Saved data entries
--------------------------------------------------

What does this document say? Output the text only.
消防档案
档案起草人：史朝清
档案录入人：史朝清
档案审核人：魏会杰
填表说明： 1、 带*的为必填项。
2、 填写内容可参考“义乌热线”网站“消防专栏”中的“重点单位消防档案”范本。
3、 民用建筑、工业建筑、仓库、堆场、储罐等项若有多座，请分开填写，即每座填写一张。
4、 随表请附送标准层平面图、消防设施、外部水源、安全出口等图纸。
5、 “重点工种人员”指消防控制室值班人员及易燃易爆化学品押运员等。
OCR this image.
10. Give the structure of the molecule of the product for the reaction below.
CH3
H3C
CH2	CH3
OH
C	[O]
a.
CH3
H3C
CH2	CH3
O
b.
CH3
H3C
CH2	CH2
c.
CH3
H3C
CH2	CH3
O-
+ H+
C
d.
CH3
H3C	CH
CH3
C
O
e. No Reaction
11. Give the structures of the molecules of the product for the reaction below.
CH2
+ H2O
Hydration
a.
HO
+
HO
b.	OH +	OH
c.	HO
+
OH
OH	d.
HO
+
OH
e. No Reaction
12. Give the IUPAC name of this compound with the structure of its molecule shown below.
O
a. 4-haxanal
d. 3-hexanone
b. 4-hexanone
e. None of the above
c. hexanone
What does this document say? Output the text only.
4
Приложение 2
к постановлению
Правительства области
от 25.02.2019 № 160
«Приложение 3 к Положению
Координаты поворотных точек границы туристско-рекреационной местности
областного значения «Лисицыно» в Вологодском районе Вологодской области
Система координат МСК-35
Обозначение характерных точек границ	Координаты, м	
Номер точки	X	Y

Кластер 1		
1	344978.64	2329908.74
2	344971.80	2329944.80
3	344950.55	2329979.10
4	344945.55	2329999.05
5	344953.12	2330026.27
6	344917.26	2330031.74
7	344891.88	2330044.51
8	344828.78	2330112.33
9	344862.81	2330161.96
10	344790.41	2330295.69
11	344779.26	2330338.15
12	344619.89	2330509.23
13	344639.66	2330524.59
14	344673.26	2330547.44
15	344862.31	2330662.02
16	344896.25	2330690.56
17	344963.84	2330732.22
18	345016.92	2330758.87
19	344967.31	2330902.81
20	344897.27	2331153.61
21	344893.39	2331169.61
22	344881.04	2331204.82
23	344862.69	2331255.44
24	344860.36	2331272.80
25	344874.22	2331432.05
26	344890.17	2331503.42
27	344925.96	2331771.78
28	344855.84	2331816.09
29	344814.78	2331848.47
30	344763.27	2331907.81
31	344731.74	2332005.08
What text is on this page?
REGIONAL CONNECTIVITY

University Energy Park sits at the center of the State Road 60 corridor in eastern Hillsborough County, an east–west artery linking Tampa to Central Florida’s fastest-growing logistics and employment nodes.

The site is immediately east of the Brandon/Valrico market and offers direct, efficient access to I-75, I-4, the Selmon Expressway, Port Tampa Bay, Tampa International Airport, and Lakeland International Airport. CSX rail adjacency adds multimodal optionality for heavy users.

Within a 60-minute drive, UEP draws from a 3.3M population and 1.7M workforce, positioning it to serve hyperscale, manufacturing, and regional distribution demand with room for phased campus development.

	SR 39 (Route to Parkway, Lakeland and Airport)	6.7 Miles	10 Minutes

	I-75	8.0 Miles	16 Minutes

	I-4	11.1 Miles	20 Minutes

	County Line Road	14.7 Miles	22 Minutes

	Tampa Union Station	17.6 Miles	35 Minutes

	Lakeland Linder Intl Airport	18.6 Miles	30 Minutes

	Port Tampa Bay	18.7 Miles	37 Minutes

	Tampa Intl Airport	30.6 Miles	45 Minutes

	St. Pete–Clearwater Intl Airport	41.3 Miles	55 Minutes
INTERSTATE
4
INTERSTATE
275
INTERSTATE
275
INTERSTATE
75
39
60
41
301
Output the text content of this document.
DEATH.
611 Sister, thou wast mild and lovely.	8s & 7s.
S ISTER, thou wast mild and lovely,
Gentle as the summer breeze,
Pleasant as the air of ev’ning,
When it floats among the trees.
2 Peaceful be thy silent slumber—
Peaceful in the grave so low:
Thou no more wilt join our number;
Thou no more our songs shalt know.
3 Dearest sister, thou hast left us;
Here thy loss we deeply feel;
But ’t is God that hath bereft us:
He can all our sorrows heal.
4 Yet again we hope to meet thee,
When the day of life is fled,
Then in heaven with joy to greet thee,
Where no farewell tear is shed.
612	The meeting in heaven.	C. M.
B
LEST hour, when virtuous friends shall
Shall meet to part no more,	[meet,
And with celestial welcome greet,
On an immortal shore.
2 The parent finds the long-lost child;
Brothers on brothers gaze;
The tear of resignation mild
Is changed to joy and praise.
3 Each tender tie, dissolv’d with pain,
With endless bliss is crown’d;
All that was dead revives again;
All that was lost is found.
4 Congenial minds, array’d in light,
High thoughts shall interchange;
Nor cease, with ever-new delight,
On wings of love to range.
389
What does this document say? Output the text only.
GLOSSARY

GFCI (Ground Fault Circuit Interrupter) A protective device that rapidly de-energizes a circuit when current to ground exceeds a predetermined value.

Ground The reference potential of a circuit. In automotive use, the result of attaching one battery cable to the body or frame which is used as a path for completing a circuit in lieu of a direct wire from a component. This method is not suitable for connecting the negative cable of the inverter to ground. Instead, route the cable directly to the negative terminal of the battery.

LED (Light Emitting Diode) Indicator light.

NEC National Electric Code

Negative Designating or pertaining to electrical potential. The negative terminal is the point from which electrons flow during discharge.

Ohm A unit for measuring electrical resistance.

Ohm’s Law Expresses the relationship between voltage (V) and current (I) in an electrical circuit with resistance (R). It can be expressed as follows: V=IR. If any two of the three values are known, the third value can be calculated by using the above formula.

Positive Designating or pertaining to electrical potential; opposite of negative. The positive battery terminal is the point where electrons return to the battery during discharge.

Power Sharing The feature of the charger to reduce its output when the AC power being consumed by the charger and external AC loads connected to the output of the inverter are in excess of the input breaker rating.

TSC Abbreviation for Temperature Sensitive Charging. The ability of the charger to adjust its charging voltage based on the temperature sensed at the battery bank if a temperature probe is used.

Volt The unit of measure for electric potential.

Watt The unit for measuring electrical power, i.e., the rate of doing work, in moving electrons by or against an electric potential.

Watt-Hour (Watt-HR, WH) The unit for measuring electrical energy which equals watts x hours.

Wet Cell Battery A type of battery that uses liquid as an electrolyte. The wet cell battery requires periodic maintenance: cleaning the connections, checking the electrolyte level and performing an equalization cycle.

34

--------------------------------------------------

REQUEST
What is the number of lines above that contain "measuring"? Answer with that number only.

OUTPUT OF THE EXERCISE
3